Document page transcription items:
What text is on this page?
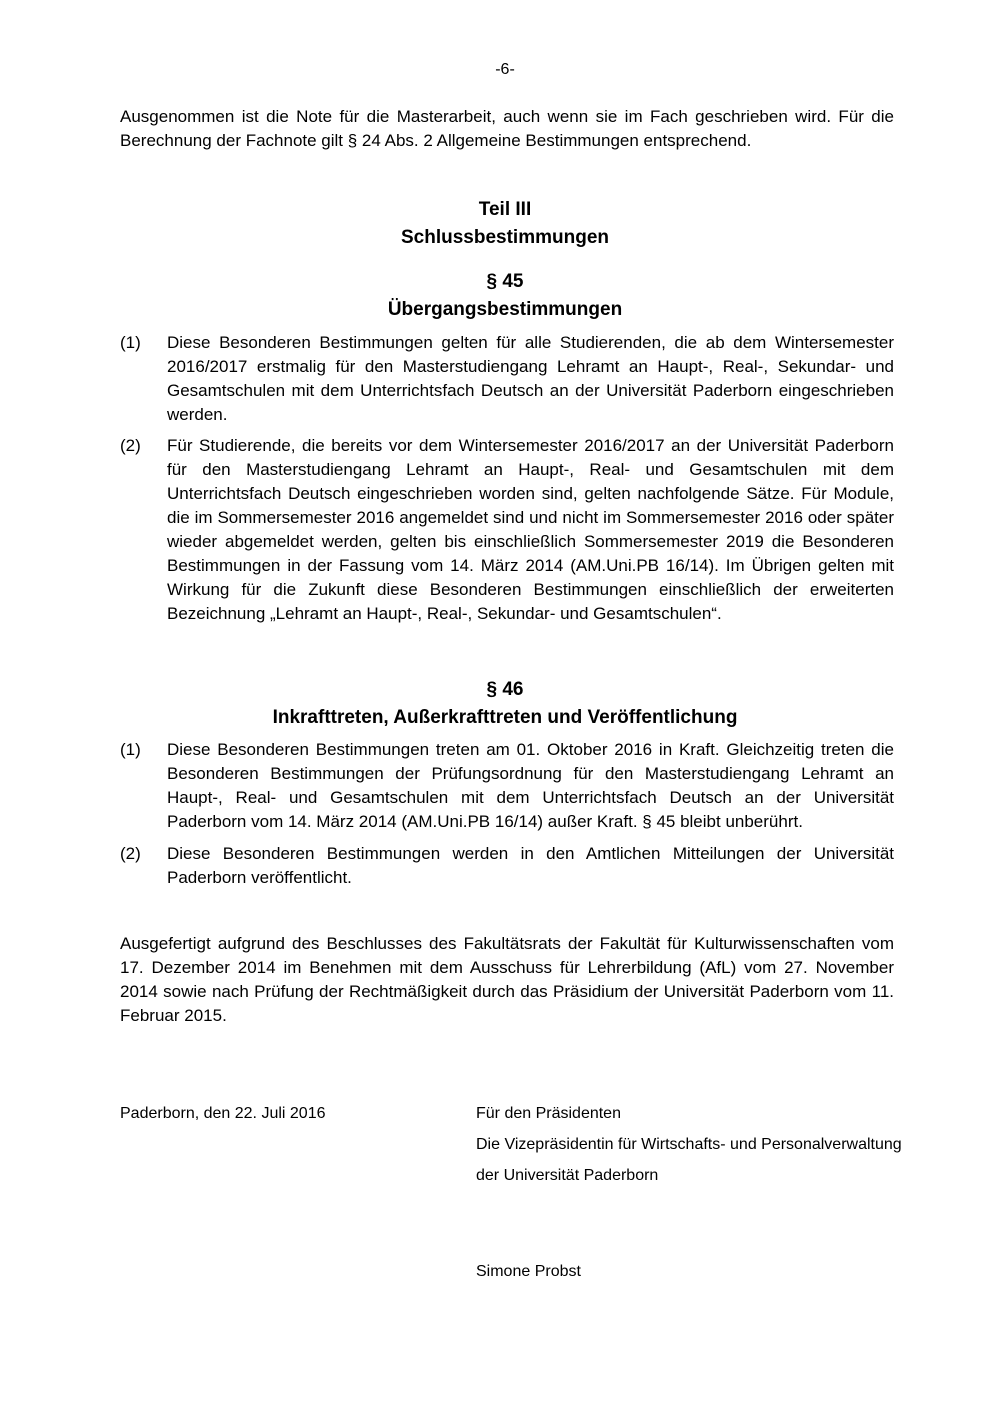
-6-

Ausgenommen ist die Note für die Masterarbeit, auch wenn sie im Fach geschrieben wird. Für die Berechnung der Fachnote gilt § 24 Abs. 2 Allgemeine Bestimmungen entsprechend.

Teil III
Schlussbestimmungen
§ 45
Übergangsbestimmungen
(1) Diese Besonderen Bestimmungen gelten für alle Studierenden, die ab dem Wintersemester 2016/2017 erstmalig für den Masterstudiengang Lehramt an Haupt-, Real-, Sekundar- und Gesamtschulen mit dem Unterrichtsfach Deutsch an der Universität Paderborn eingeschrieben werden.
(2) Für Studierende, die bereits vor dem Wintersemester 2016/2017 an der Universität Paderborn für den Masterstudiengang Lehramt an Haupt-, Real- und Gesamtschulen mit dem Unterrichtsfach Deutsch eingeschrieben worden sind, gelten nachfolgende Sätze. Für Module, die im Sommersemester 2016 angemeldet sind und nicht im Sommersemester 2016 oder später wieder abgemeldet werden, gelten bis einschließlich Sommersemester 2019 die Besonderen Bestimmungen in der Fassung vom 14. März 2014 (AM.Uni.PB 16/14). Im Übrigen gelten mit Wirkung für die Zukunft diese Besonderen Bestimmungen einschließlich der erweiterten Bezeichnung „Lehramt an Haupt-, Real-, Sekundar- und Gesamtschulen“.
§ 46
Inkrafttreten, Außerkrafttreten und Veröffentlichung
(1) Diese Besonderen Bestimmungen treten am 01. Oktober 2016 in Kraft. Gleichzeitig treten die Besonderen Bestimmungen der Prüfungsordnung für den Masterstudiengang Lehramt an Haupt-, Real- und Gesamtschulen mit dem Unterrichtsfach Deutsch an der Universität Paderborn vom 14. März 2014 (AM.Uni.PB 16/14) außer Kraft. § 45 bleibt unberührt.
(2) Diese Besonderen Bestimmungen werden in den Amtlichen Mitteilungen der Universität Paderborn veröffentlicht.

Ausgefertigt aufgrund des Beschlusses des Fakultätsrats der Fakultät für Kulturwissenschaften vom 17. Dezember 2014 im Benehmen mit dem Ausschuss für Lehrerbildung (AfL) vom 27. November 2014 sowie nach Prüfung der Rechtmäßigkeit durch das Präsidium der Universität Paderborn vom 11. Februar 2015.

Paderborn, den 22. Juli 2016	Für den Präsidenten
Die Vizepräsidentin für Wirtschafts- und Personalverwaltung
der Universität Paderborn
Simone Probst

WORK TO BE COMPLETED:
What is needed is an exact repeat of every entry above, with the pictures left out.

ANSWER BOX:
What text is on this page?
-6-

Ausgenommen ist die Note für die Masterarbeit, auch wenn sie im Fach geschrieben wird. Für die Berechnung der Fachnote gilt § 24 Abs. 2 Allgemeine Bestimmungen entsprechend.

Teil III
Schlussbestimmungen
§ 45
Übergangsbestimmungen
(1) Diese Besonderen Bestimmungen gelten für alle Studierenden, die ab dem Wintersemester 2016/2017 erstmalig für den Masterstudiengang Lehramt an Haupt-, Real-, Sekundar- und Gesamtschulen mit dem Unterrichtsfach Deutsch an der Universität Paderborn eingeschrieben werden.
(2) Für Studierende, die bereits vor dem Wintersemester 2016/2017 an der Universität Paderborn für den Masterstudiengang Lehramt an Haupt-, Real- und Gesamtschulen mit dem Unterrichtsfach Deutsch eingeschrieben worden sind, gelten nachfolgende Sätze. Für Module, die im Sommersemester 2016 angemeldet sind und nicht im Sommersemester 2016 oder später wieder abgemeldet werden, gelten bis einschließlich Sommersemester 2019 die Besonderen Bestimmungen in der Fassung vom 14. März 2014 (AM.Uni.PB 16/14). Im Übrigen gelten mit Wirkung für die Zukunft diese Besonderen Bestimmungen einschließlich der erweiterten Bezeichnung „Lehramt an Haupt-, Real-, Sekundar- und Gesamtschulen“.
§ 46
Inkrafttreten, Außerkrafttreten und Veröffentlichung
(1) Diese Besonderen Bestimmungen treten am 01. Oktober 2016 in Kraft. Gleichzeitig treten die Besonderen Bestimmungen der Prüfungsordnung für den Masterstudiengang Lehramt an Haupt-, Real- und Gesamtschulen mit dem Unterrichtsfach Deutsch an der Universität Paderborn vom 14. März 2014 (AM.Uni.PB 16/14) außer Kraft. § 45 bleibt unberührt.
(2) Diese Besonderen Bestimmungen werden in den Amtlichen Mitteilungen der Universität Paderborn veröffentlicht.

Ausgefertigt aufgrund des Beschlusses des Fakultätsrats der Fakultät für Kulturwissenschaften vom 17. Dezember 2014 im Benehmen mit dem Ausschuss für Lehrerbildung (AfL) vom 27. November 2014 sowie nach Prüfung der Rechtmäßigkeit durch das Präsidium der Universität Paderborn vom 11. Februar 2015.

Paderborn, den 22. Juli 2016	Für den Präsidenten
Die Vizepräsidentin für Wirtschafts- und Personalverwaltung
der Universität Paderborn
Simone Probst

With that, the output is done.